(Saved entries)
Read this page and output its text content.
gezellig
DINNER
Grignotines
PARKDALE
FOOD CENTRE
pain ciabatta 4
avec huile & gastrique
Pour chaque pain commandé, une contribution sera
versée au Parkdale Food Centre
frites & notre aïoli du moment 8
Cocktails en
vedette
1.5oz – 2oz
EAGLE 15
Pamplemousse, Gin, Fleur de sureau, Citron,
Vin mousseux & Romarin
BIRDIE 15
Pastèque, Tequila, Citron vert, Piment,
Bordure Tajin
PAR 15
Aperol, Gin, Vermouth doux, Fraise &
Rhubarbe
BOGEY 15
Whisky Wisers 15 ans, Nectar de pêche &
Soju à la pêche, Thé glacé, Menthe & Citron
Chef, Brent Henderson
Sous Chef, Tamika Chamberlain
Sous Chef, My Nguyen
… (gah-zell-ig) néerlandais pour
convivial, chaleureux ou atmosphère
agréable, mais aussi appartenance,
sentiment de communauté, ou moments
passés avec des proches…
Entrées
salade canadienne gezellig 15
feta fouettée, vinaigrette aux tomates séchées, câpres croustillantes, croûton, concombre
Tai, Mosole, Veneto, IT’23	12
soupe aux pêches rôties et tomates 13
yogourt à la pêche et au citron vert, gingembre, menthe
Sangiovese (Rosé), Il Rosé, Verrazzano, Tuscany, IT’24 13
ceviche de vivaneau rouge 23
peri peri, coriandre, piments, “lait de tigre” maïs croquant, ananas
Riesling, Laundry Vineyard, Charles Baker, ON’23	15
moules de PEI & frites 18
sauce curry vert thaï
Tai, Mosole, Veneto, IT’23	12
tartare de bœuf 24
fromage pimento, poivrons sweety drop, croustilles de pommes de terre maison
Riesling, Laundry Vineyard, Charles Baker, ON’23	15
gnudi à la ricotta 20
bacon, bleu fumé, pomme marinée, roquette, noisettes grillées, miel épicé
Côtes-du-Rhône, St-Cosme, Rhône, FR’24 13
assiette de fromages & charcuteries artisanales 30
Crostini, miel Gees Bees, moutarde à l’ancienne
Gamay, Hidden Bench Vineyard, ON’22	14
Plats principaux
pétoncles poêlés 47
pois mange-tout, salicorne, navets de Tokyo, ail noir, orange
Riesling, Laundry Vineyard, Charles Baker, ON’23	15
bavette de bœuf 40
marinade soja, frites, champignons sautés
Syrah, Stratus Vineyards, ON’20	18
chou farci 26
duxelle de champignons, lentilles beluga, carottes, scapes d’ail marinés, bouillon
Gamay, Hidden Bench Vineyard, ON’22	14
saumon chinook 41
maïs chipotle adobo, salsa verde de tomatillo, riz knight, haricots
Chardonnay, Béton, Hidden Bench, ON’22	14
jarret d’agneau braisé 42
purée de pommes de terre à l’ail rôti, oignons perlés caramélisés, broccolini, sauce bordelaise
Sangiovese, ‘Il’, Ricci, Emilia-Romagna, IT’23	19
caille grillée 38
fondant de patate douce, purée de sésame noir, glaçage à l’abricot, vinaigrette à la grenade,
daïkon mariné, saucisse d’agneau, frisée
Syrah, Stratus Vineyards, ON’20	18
--
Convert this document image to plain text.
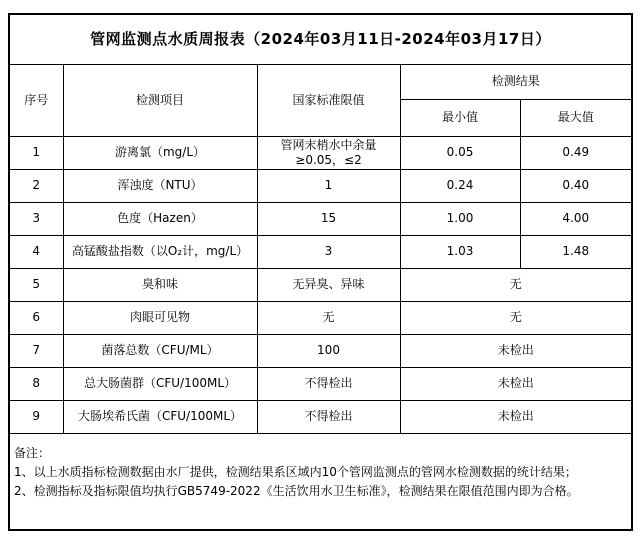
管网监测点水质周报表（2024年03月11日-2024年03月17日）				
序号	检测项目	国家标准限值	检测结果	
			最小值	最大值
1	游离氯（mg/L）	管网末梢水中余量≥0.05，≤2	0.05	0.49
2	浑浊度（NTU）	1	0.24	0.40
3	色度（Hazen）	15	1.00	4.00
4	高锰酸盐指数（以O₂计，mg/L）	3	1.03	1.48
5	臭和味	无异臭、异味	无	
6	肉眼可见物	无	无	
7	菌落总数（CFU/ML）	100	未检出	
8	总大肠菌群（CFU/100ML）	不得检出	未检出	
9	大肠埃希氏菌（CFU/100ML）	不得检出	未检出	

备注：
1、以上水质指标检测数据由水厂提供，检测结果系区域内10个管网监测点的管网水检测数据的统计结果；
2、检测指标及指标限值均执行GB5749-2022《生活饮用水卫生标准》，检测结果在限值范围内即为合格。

→ Exercise details
Copy each line above where the string "agneau" occurs.

→ Answer
jarret d’agneau braisé 42
daïkon mariné, saucisse d’agneau, frisée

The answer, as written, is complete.